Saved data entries
========================================

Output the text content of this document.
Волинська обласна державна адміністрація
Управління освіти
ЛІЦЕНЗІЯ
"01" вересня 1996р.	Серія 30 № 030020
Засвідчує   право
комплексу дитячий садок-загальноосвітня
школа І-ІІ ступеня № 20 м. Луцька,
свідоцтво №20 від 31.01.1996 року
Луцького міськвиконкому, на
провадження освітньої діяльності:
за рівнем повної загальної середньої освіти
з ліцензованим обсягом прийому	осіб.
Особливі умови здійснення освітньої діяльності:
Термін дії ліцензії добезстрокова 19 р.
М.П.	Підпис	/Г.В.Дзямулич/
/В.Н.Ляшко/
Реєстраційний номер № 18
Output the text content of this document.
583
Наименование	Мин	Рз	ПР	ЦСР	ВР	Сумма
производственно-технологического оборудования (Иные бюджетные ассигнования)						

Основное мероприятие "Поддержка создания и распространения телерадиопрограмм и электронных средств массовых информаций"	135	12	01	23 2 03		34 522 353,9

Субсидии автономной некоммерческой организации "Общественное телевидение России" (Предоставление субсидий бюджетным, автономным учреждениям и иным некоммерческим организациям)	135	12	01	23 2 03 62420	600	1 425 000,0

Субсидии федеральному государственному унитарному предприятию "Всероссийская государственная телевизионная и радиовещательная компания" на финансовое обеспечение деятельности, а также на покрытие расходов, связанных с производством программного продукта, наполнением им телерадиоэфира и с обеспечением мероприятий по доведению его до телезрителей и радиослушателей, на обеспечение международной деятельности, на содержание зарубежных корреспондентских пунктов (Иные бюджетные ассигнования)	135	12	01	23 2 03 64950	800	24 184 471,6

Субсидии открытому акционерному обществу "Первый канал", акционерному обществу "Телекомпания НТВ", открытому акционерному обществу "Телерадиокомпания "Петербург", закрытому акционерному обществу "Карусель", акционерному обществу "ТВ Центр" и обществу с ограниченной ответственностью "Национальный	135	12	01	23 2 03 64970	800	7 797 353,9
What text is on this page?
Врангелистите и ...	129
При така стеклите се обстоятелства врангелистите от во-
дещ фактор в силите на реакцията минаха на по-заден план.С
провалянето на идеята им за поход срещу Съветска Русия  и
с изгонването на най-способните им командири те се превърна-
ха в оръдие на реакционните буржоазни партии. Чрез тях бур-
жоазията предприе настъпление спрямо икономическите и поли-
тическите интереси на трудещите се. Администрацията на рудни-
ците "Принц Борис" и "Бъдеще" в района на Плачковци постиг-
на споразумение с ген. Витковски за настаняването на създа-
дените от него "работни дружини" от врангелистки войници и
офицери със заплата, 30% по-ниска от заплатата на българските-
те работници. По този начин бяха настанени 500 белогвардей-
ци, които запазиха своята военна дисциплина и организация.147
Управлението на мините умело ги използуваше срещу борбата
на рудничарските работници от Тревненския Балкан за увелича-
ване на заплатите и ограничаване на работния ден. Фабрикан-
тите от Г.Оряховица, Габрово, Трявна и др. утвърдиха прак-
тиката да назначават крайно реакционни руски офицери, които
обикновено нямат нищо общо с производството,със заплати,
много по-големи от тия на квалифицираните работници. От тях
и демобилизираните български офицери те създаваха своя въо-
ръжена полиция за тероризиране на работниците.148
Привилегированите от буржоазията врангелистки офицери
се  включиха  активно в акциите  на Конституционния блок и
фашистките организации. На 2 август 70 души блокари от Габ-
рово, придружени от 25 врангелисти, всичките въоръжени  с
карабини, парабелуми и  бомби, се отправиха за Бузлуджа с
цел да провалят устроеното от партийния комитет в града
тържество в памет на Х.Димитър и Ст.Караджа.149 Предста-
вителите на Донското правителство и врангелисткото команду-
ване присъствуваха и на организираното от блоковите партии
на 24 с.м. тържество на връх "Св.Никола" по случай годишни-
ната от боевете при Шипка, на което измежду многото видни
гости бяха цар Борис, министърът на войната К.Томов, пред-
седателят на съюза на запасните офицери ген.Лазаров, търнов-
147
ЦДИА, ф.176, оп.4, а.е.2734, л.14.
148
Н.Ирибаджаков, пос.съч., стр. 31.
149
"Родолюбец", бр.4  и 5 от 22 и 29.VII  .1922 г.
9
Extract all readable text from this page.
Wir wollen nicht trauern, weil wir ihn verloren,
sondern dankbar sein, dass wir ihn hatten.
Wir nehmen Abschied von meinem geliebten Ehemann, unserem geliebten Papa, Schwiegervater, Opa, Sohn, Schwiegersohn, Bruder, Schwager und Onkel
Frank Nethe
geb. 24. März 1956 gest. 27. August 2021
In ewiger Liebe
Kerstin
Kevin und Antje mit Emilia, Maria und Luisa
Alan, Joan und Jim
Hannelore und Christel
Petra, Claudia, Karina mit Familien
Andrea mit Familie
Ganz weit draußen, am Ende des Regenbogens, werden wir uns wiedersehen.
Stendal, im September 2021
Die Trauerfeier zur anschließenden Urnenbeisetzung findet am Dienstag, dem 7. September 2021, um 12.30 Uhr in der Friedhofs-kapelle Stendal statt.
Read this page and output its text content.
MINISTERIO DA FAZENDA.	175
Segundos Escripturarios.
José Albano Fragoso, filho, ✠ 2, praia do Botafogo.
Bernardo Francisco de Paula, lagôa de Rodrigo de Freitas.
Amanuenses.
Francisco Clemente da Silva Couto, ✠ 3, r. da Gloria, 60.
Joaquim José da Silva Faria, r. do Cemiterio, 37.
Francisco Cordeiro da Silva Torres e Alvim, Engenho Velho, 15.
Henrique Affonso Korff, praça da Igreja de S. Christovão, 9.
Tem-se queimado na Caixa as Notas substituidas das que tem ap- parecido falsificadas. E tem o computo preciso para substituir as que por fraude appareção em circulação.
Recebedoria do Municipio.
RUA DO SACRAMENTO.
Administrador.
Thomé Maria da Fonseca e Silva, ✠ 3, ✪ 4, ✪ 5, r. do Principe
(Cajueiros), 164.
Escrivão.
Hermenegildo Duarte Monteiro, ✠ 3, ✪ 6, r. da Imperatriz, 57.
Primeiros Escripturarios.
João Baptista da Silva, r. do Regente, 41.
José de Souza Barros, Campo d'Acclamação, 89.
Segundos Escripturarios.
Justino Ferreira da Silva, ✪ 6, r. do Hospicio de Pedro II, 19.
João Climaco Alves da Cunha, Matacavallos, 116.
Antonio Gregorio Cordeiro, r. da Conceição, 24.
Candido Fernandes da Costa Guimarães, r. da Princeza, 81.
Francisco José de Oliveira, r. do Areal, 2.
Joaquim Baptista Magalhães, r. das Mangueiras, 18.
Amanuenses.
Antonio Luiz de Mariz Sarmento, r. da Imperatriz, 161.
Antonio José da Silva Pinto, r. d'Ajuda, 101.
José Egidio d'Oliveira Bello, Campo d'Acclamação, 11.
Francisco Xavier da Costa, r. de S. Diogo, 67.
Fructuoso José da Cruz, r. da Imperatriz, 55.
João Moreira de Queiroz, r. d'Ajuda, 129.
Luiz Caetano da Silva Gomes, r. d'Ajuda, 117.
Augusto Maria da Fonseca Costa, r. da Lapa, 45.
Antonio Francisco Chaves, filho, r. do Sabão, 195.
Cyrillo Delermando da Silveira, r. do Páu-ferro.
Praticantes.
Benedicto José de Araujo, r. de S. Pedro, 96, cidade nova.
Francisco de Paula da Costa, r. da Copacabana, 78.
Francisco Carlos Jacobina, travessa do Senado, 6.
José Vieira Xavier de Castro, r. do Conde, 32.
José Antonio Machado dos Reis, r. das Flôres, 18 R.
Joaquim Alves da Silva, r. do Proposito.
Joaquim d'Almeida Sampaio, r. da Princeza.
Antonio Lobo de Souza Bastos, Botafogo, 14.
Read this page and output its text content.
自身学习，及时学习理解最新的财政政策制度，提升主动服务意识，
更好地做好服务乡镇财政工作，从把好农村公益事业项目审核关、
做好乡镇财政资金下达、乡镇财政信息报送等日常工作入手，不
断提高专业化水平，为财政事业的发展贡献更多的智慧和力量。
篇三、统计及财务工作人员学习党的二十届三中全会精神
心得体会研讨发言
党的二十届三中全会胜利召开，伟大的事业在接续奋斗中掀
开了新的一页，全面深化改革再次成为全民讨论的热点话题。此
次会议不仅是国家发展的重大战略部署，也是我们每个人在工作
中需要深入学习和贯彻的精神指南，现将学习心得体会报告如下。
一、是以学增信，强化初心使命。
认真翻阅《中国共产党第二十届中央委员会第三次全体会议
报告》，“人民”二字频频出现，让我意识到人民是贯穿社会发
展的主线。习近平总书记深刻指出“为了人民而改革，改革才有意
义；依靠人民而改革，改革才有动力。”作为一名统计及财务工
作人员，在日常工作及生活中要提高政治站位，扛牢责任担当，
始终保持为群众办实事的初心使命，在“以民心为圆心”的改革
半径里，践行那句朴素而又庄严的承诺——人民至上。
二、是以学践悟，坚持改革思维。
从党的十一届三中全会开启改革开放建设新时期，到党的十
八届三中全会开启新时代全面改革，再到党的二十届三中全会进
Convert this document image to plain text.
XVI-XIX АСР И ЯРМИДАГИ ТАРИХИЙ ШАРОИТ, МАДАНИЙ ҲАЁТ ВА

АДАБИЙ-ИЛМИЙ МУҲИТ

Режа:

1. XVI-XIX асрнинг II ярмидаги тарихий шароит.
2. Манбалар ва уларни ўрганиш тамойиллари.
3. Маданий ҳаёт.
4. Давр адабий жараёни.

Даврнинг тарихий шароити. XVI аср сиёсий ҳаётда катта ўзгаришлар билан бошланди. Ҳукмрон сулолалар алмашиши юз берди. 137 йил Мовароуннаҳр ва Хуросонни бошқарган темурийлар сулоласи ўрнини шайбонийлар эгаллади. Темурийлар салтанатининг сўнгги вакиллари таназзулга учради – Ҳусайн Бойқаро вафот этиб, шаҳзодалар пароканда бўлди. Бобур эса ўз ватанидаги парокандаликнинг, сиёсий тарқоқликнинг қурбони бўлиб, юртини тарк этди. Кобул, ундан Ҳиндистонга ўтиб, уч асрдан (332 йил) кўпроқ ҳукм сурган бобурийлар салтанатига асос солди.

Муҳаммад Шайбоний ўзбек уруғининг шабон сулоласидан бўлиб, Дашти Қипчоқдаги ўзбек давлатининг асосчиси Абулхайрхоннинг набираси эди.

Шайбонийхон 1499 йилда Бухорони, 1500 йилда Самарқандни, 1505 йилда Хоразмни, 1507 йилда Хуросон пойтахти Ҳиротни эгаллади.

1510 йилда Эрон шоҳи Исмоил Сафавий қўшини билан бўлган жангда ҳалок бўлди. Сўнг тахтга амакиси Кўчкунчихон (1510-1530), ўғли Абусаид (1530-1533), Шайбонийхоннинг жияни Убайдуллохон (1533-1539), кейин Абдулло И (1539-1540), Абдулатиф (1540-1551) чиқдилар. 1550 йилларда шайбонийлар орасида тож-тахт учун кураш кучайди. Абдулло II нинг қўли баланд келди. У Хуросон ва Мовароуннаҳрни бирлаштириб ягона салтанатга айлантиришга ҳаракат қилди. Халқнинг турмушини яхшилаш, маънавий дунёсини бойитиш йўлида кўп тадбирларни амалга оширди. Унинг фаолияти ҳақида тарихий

========================================

§ Required work
Work through the records above line by line and count those that hold the string "September". Give only the result.

§ Task solution
2